* Exercise details
Without the images, output each record below as it stands.

[Records contained in a dataset]
-------------------------

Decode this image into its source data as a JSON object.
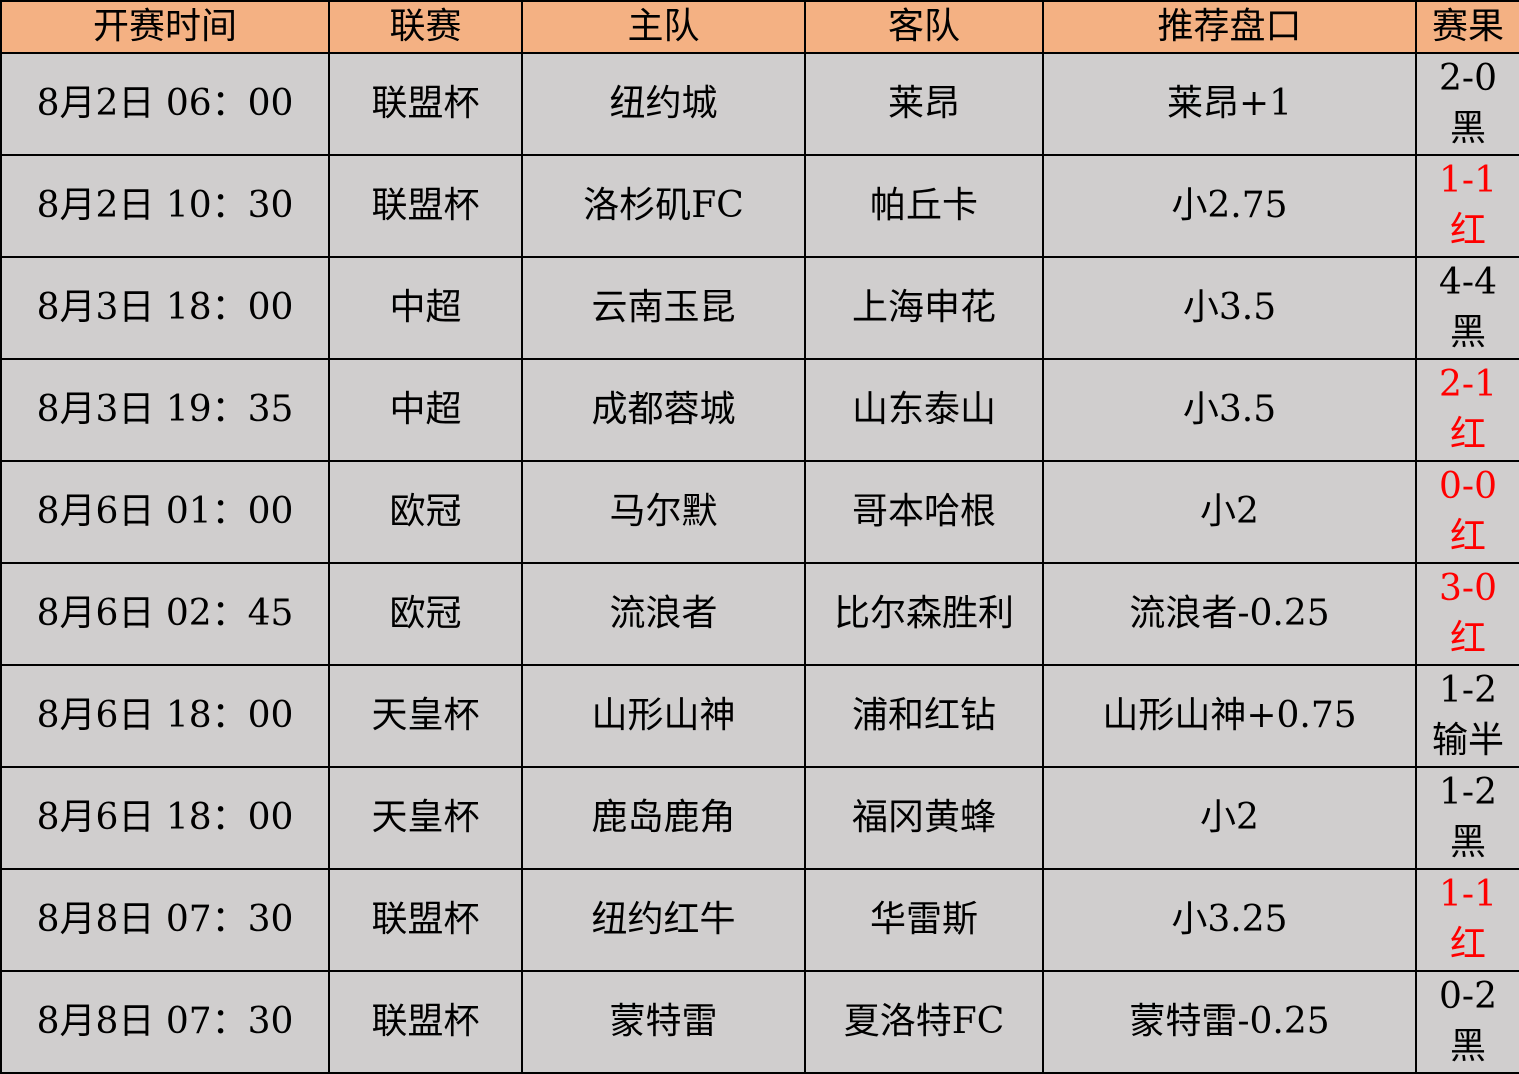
{
  "colors": {
    "header_bg": "#F4B183",
    "row_bg": "#D0CECE",
    "win": "#FF0000",
    "loss": "#000000"
  },
  "headers": [
    "开赛时间",
    "联赛",
    "主队",
    "客队",
    "推荐盘口",
    "赛果"
  ],
  "rows": [
    {
      "time": "8月2日 06：00",
      "league": "联盟杯",
      "home": "纽约城",
      "away": "莱昂",
      "pick": "莱昂+1",
      "score": "2-0",
      "result": "黑",
      "red": false
    },
    {
      "time": "8月2日 10：30",
      "league": "联盟杯",
      "home": "洛杉矶FC",
      "away": "帕丘卡",
      "pick": "小2.75",
      "score": "1-1",
      "result": "红",
      "red": true
    },
    {
      "time": "8月3日 18：00",
      "league": "中超",
      "home": "云南玉昆",
      "away": "上海申花",
      "pick": "小3.5",
      "score": "4-4",
      "result": "黑",
      "red": false
    },
    {
      "time": "8月3日 19：35",
      "league": "中超",
      "home": "成都蓉城",
      "away": "山东泰山",
      "pick": "小3.5",
      "score": "2-1",
      "result": "红",
      "red": true
    },
    {
      "time": "8月6日 01：00",
      "league": "欧冠",
      "home": "马尔默",
      "away": "哥本哈根",
      "pick": "小2",
      "score": "0-0",
      "result": "红",
      "red": true
    },
    {
      "time": "8月6日 02：45",
      "league": "欧冠",
      "home": "流浪者",
      "away": "比尔森胜利",
      "pick": "流浪者-0.25",
      "score": "3-0",
      "result": "红",
      "red": true
    },
    {
      "time": "8月6日 18：00",
      "league": "天皇杯",
      "home": "山形山神",
      "away": "浦和红钻",
      "pick": "山形山神+0.75",
      "score": "1-2",
      "result": "输半",
      "red": false
    },
    {
      "time": "8月6日 18：00",
      "league": "天皇杯",
      "home": "鹿岛鹿角",
      "away": "福冈黄蜂",
      "pick": "小2",
      "score": "1-2",
      "result": "黑",
      "red": false
    },
    {
      "time": "8月8日 07：30",
      "league": "联盟杯",
      "home": "纽约红牛",
      "away": "华雷斯",
      "pick": "小3.25",
      "score": "1-1",
      "result": "红",
      "red": true
    },
    {
      "time": "8月8日 07：30",
      "league": "联盟杯",
      "home": "蒙特雷",
      "away": "夏洛特FC",
      "pick": "蒙特雷-0.25",
      "score": "0-2",
      "result": "黑",
      "red": false
    }
  ]
}
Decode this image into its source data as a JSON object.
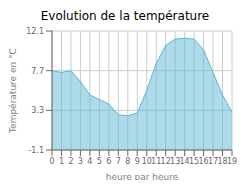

-------------------------

* Answer to this problem
Decode this image into its source data as a JSON object.
{
  "colors": {
    "header_bg": "#F4B183",
    "row_bg": "#D0CECE",
    "win": "#FF0000",
    "loss": "#000000"
  },
  "headers": [
    "开赛时间",
    "联赛",
    "主队",
    "客队",
    "推荐盘口",
    "赛果"
  ],
  "rows": [
    {
      "time": "8月2日 06：00",
      "league": "联盟杯",
      "home": "纽约城",
      "away": "莱昂",
      "pick": "莱昂+1",
      "score": "2-0",
      "result": "黑",
      "red": false
    },
    {
      "time": "8月2日 10：30",
      "league": "联盟杯",
      "home": "洛杉矶FC",
      "away": "帕丘卡",
      "pick": "小2.75",
      "score": "1-1",
      "result": "红",
      "red": true
    },
    {
      "time": "8月3日 18：00",
      "league": "中超",
      "home": "云南玉昆",
      "away": "上海申花",
      "pick": "小3.5",
      "score": "4-4",
      "result": "黑",
      "red": false
    },
    {
      "time": "8月3日 19：35",
      "league": "中超",
      "home": "成都蓉城",
      "away": "山东泰山",
      "pick": "小3.5",
      "score": "2-1",
      "result": "红",
      "red": true
    },
    {
      "time": "8月6日 01：00",
      "league": "欧冠",
      "home": "马尔默",
      "away": "哥本哈根",
      "pick": "小2",
      "score": "0-0",
      "result": "红",
      "red": true
    },
    {
      "time": "8月6日 02：45",
      "league": "欧冠",
      "home": "流浪者",
      "away": "比尔森胜利",
      "pick": "流浪者-0.25",
      "score": "3-0",
      "result": "红",
      "red": true
    },
    {
      "time": "8月6日 18：00",
      "league": "天皇杯",
      "home": "山形山神",
      "away": "浦和红钻",
      "pick": "山形山神+0.75",
      "score": "1-2",
      "result": "输半",
      "red": false
    },
    {
      "time": "8月6日 18：00",
      "league": "天皇杯",
      "home": "鹿岛鹿角",
      "away": "福冈黄蜂",
      "pick": "小2",
      "score": "1-2",
      "result": "黑",
      "red": false
    },
    {
      "time": "8月8日 07：30",
      "league": "联盟杯",
      "home": "纽约红牛",
      "away": "华雷斯",
      "pick": "小3.25",
      "score": "1-1",
      "result": "红",
      "red": true
    },
    {
      "time": "8月8日 07：30",
      "league": "联盟杯",
      "home": "蒙特雷",
      "away": "夏洛特FC",
      "pick": "蒙特雷-0.25",
      "score": "0-2",
      "result": "黑",
      "red": false
    }
  ]
}
Decode this image into its source data as a JSON object.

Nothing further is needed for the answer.